● EXERCISE INSTRUCTIONS: Repeat the listing exactly as given, omitting every image.

◇ ◇ ◇ ◇ ◇

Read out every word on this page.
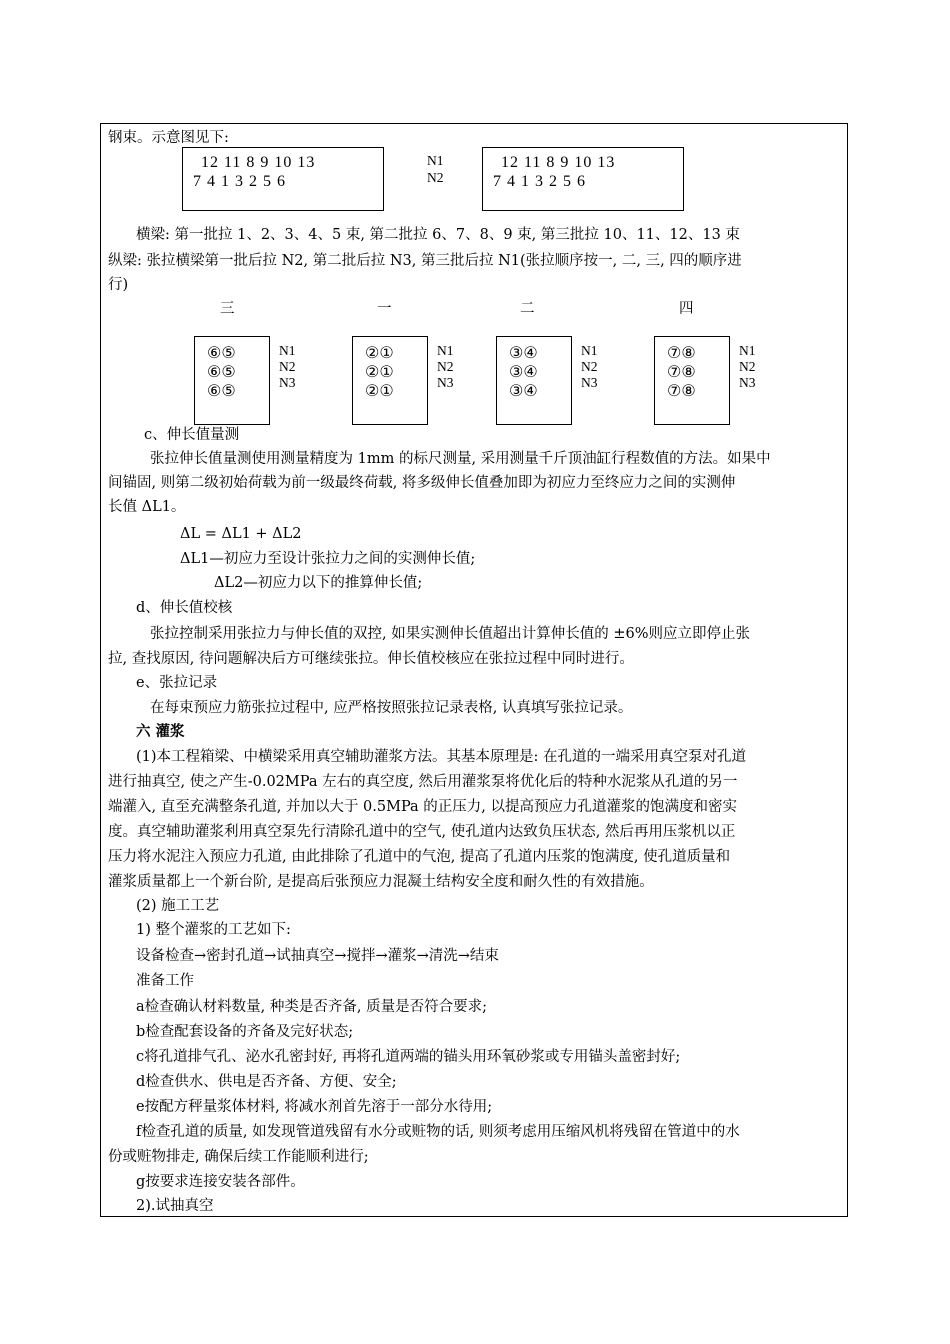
钢束。示意图见下:
12 11 8 9 10 13
7 4 1 3 2 5 6
N1
N2
12 11 8 9 10 13
7 4 1 3 2 5 6
横梁: 第一批拉 1、2、3、4、5 束, 第二批拉 6、7、8、9 束, 第三批拉 10、11、12、13 束
纵梁: 张拉横梁第一批后拉 N2, 第二批后拉 N3, 第三批后拉 N1(张拉顺序按一, 二, 三, 四的顺序进
行)
三
⑥⑤
⑥⑤
⑥⑤
N1
N2
N3
一
②①
②①
②①
N1
N2
N3
二
③④
③④
③④
N1
N2
N3
四
⑦⑧
⑦⑧
⑦⑧
N1
N2
N3
c、伸长值量测
张拉伸长值量测使用测量精度为 1mm 的标尺测量, 采用测量千斤顶油缸行程数值的方法。如果中
间锚固, 则第二级初始荷载为前一级最终荷载, 将多级伸长值叠加即为初应力至终应力之间的实测伸
长值 ΔL1。
ΔL = ΔL1 + ΔL2
ΔL1—初应力至设计张拉力之间的实测伸长值;
ΔL2—初应力以下的推算伸长值;
d、伸长值校核
张拉控制采用张拉力与伸长值的双控, 如果实测伸长值超出计算伸长值的 ±6%则应立即停止张
拉, 查找原因, 待问题解决后方可继续张拉。伸长值校核应在张拉过程中同时进行。
e、张拉记录
在每束预应力筋张拉过程中, 应严格按照张拉记录表格, 认真填写张拉记录。
六 灌浆
(1)本工程箱梁、中横梁采用真空辅助灌浆方法。其基本原理是: 在孔道的一端采用真空泵对孔道
进行抽真空, 使之产生-0.02MPa 左右的真空度, 然后用灌浆泵将优化后的特种水泥浆从孔道的另一
端灌入, 直至充满整条孔道, 并加以大于 0.5MPa 的正压力, 以提高预应力孔道灌浆的饱满度和密实
度。真空辅助灌浆利用真空泵先行清除孔道中的空气, 使孔道内达致负压状态, 然后再用压浆机以正
压力将水泥注入预应力孔道, 由此排除了孔道中的气泡, 提高了孔道内压浆的饱满度, 使孔道质量和
灌浆质量都上一个新台阶, 是提高后张预应力混凝土结构安全度和耐久性的有效措施。
(2) 施工工艺
1) 整个灌浆的工艺如下:
设备检查→密封孔道→试抽真空→搅拌→灌浆→清洗→结束
准备工作
a检查确认材料数量, 种类是否齐备, 质量是否符合要求;
b检查配套设备的齐备及完好状态;
c将孔道排气孔、泌水孔密封好, 再将孔道两端的锚头用环氧砂浆或专用锚头盖密封好;
d检查供水、供电是否齐备、方便、安全;
e按配方秤量浆体材料, 将减水剂首先溶于一部分水待用;
f检查孔道的质量, 如发现管道残留有水分或赃物的话, 则须考虑用压缩风机将残留在管道中的水
份或赃物排走, 确保后续工作能顺利进行;
g按要求连接安装各部件。
2).试抽真空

◇ ◇ ◇ ◇ ◇

● SOLUTION TO THE EXERCISE:
Read out every word on this page.
钢束。示意图见下:
12 11 8 9 10 13
7 4 1 3 2 5 6
N1
N2
12 11 8 9 10 13
7 4 1 3 2 5 6
横梁: 第一批拉 1、2、3、4、5 束, 第二批拉 6、7、8、9 束, 第三批拉 10、11、12、13 束
纵梁: 张拉横梁第一批后拉 N2, 第二批后拉 N3, 第三批后拉 N1(张拉顺序按一, 二, 三, 四的顺序进
行)
三
⑥⑤
⑥⑤
⑥⑤
N1
N2
N3
一
②①
②①
②①
N1
N2
N3
二
③④
③④
③④
N1
N2
N3
四
⑦⑧
⑦⑧
⑦⑧
N1
N2
N3
c、伸长值量测
张拉伸长值量测使用测量精度为 1mm 的标尺测量, 采用测量千斤顶油缸行程数值的方法。如果中
间锚固, 则第二级初始荷载为前一级最终荷载, 将多级伸长值叠加即为初应力至终应力之间的实测伸
长值 ΔL1。
ΔL = ΔL1 + ΔL2
ΔL1—初应力至设计张拉力之间的实测伸长值;
ΔL2—初应力以下的推算伸长值;
d、伸长值校核
张拉控制采用张拉力与伸长值的双控, 如果实测伸长值超出计算伸长值的 ±6%则应立即停止张
拉, 查找原因, 待问题解决后方可继续张拉。伸长值校核应在张拉过程中同时进行。
e、张拉记录
在每束预应力筋张拉过程中, 应严格按照张拉记录表格, 认真填写张拉记录。
六 灌浆
(1)本工程箱梁、中横梁采用真空辅助灌浆方法。其基本原理是: 在孔道的一端采用真空泵对孔道
进行抽真空, 使之产生-0.02MPa 左右的真空度, 然后用灌浆泵将优化后的特种水泥浆从孔道的另一
端灌入, 直至充满整条孔道, 并加以大于 0.5MPa 的正压力, 以提高预应力孔道灌浆的饱满度和密实
度。真空辅助灌浆利用真空泵先行清除孔道中的空气, 使孔道内达致负压状态, 然后再用压浆机以正
压力将水泥注入预应力孔道, 由此排除了孔道中的气泡, 提高了孔道内压浆的饱满度, 使孔道质量和
灌浆质量都上一个新台阶, 是提高后张预应力混凝土结构安全度和耐久性的有效措施。
(2) 施工工艺
1) 整个灌浆的工艺如下:
设备检查→密封孔道→试抽真空→搅拌→灌浆→清洗→结束
准备工作
a检查确认材料数量, 种类是否齐备, 质量是否符合要求;
b检查配套设备的齐备及完好状态;
c将孔道排气孔、泌水孔密封好, 再将孔道两端的锚头用环氧砂浆或专用锚头盖密封好;
d检查供水、供电是否齐备、方便、安全;
e按配方秤量浆体材料, 将减水剂首先溶于一部分水待用;
f检查孔道的质量, 如发现管道残留有水分或赃物的话, 则须考虑用压缩风机将残留在管道中的水
份或赃物排走, 确保后续工作能顺利进行;
g按要求连接安装各部件。
2).试抽真空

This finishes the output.